**The exercise**:
Output the material beneath exactly, leaving nothing out.

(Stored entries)
────────────────────────────────────────

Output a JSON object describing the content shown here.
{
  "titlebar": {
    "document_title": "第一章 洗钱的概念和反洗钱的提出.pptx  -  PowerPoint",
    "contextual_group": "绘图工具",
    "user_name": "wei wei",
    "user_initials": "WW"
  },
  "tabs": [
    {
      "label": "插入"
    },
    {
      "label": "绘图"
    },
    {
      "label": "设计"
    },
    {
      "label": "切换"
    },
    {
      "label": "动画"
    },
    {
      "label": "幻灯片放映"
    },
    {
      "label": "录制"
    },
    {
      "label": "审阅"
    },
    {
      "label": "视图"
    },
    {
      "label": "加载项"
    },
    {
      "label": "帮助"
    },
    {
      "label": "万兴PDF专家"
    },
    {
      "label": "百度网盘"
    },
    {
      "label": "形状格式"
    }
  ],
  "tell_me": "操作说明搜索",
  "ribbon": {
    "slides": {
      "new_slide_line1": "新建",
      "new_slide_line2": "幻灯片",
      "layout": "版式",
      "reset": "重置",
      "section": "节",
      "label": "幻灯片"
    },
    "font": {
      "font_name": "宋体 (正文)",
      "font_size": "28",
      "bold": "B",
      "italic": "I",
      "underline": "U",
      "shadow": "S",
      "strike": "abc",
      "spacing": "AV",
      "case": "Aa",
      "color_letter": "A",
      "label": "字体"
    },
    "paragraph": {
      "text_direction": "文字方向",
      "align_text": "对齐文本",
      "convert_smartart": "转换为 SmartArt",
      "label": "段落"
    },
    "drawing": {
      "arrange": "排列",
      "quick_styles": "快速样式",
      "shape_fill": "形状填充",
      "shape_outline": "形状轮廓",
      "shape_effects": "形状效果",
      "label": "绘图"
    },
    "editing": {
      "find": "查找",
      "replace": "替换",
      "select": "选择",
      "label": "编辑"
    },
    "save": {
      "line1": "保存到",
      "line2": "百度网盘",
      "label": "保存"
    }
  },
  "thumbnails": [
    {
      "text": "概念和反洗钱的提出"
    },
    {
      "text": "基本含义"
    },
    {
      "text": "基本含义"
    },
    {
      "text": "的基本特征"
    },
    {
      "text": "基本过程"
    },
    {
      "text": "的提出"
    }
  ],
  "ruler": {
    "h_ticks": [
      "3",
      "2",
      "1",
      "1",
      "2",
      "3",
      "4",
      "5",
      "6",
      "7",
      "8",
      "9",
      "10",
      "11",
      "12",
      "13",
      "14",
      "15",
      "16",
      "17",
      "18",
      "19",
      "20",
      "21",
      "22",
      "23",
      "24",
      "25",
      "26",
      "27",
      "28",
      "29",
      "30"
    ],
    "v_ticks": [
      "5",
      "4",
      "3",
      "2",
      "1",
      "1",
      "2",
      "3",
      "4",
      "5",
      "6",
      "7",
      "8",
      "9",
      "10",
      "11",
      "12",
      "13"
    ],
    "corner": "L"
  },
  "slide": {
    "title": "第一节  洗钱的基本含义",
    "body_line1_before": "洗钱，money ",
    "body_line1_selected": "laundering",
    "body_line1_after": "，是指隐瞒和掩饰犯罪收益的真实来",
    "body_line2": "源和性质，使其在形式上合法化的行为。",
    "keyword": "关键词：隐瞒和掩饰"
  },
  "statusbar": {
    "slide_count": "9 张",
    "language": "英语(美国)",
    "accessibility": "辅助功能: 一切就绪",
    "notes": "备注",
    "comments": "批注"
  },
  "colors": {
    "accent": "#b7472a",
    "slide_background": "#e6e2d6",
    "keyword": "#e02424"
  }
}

────────────────────────────────────────

**Result**:
Output a JSON object describing the content shown here.
{
  "titlebar": {
    "document_title": "第一章 洗钱的概念和反洗钱的提出.pptx  -  PowerPoint",
    "contextual_group": "绘图工具",
    "user_name": "wei wei",
    "user_initials": "WW"
  },
  "tabs": [
    {
      "label": "插入"
    },
    {
      "label": "绘图"
    },
    {
      "label": "设计"
    },
    {
      "label": "切换"
    },
    {
      "label": "动画"
    },
    {
      "label": "幻灯片放映"
    },
    {
      "label": "录制"
    },
    {
      "label": "审阅"
    },
    {
      "label": "视图"
    },
    {
      "label": "加载项"
    },
    {
      "label": "帮助"
    },
    {
      "label": "万兴PDF专家"
    },
    {
      "label": "百度网盘"
    },
    {
      "label": "形状格式"
    }
  ],
  "tell_me": "操作说明搜索",
  "ribbon": {
    "slides": {
      "new_slide_line1": "新建",
      "new_slide_line2": "幻灯片",
      "layout": "版式",
      "reset": "重置",
      "section": "节",
      "label": "幻灯片"
    },
    "font": {
      "font_name": "宋体 (正文)",
      "font_size": "28",
      "bold": "B",
      "italic": "I",
      "underline": "U",
      "shadow": "S",
      "strike": "abc",
      "spacing": "AV",
      "case": "Aa",
      "color_letter": "A",
      "label": "字体"
    },
    "paragraph": {
      "text_direction": "文字方向",
      "align_text": "对齐文本",
      "convert_smartart": "转换为 SmartArt",
      "label": "段落"
    },
    "drawing": {
      "arrange": "排列",
      "quick_styles": "快速样式",
      "shape_fill": "形状填充",
      "shape_outline": "形状轮廓",
      "shape_effects": "形状效果",
      "label": "绘图"
    },
    "editing": {
      "find": "查找",
      "replace": "替换",
      "select": "选择",
      "label": "编辑"
    },
    "save": {
      "line1": "保存到",
      "line2": "百度网盘",
      "label": "保存"
    }
  },
  "thumbnails": [
    {
      "text": "概念和反洗钱的提出"
    },
    {
      "text": "基本含义"
    },
    {
      "text": "基本含义"
    },
    {
      "text": "的基本特征"
    },
    {
      "text": "基本过程"
    },
    {
      "text": "的提出"
    }
  ],
  "ruler": {
    "h_ticks": [
      "3",
      "2",
      "1",
      "1",
      "2",
      "3",
      "4",
      "5",
      "6",
      "7",
      "8",
      "9",
      "10",
      "11",
      "12",
      "13",
      "14",
      "15",
      "16",
      "17",
      "18",
      "19",
      "20",
      "21",
      "22",
      "23",
      "24",
      "25",
      "26",
      "27",
      "28",
      "29",
      "30"
    ],
    "v_ticks": [
      "5",
      "4",
      "3",
      "2",
      "1",
      "1",
      "2",
      "3",
      "4",
      "5",
      "6",
      "7",
      "8",
      "9",
      "10",
      "11",
      "12",
      "13"
    ],
    "corner": "L"
  },
  "slide": {
    "title": "第一节  洗钱的基本含义",
    "body_line1_before": "洗钱，money ",
    "body_line1_selected": "laundering",
    "body_line1_after": "，是指隐瞒和掩饰犯罪收益的真实来",
    "body_line2": "源和性质，使其在形式上合法化的行为。",
    "keyword": "关键词：隐瞒和掩饰"
  },
  "statusbar": {
    "slide_count": "9 张",
    "language": "英语(美国)",
    "accessibility": "辅助功能: 一切就绪",
    "notes": "备注",
    "comments": "批注"
  },
  "colors": {
    "accent": "#b7472a",
    "slide_background": "#e6e2d6",
    "keyword": "#e02424"
  }
}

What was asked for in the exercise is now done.